▶ _EXERCISE TASK_
Retype all of the entries word for word.

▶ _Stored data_

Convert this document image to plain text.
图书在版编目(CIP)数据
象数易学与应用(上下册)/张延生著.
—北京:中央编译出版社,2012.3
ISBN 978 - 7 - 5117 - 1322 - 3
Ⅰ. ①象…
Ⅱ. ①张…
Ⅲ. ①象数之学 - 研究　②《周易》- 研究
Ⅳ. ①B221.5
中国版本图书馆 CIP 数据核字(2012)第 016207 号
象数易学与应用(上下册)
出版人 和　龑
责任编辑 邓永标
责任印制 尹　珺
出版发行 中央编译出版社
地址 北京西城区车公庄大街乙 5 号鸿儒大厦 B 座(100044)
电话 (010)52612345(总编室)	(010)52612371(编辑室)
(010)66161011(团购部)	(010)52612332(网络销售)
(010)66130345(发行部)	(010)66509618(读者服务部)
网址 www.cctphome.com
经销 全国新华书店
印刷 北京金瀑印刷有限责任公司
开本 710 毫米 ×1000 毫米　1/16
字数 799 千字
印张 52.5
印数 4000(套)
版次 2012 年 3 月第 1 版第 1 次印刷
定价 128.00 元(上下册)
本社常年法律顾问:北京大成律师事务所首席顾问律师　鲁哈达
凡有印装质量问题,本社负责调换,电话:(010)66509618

▶ _RESULT FOR THIS TASK_
Convert this document image to plain text.
图书在版编目(CIP)数据
象数易学与应用(上下册)/张延生著.
—北京:中央编译出版社,2012.3
ISBN 978 - 7 - 5117 - 1322 - 3
Ⅰ. ①象…
Ⅱ. ①张…
Ⅲ. ①象数之学 - 研究　②《周易》- 研究
Ⅳ. ①B221.5
中国版本图书馆 CIP 数据核字(2012)第 016207 号
象数易学与应用(上下册)
出版人 和　龑
责任编辑 邓永标
责任印制 尹　珺
出版发行 中央编译出版社
地址 北京西城区车公庄大街乙 5 号鸿儒大厦 B 座(100044)
电话 (010)52612345(总编室)	(010)52612371(编辑室)
(010)66161011(团购部)	(010)52612332(网络销售)
(010)66130345(发行部)	(010)66509618(读者服务部)
网址 www.cctphome.com
经销 全国新华书店
印刷 北京金瀑印刷有限责任公司
开本 710 毫米 ×1000 毫米　1/16
字数 799 千字
印张 52.5
印数 4000(套)
版次 2012 年 3 月第 1 版第 1 次印刷
定价 128.00 元(上下册)
本社常年法律顾问:北京大成律师事务所首席顾问律师　鲁哈达
凡有印装质量问题,本社负责调换,电话:(010)66509618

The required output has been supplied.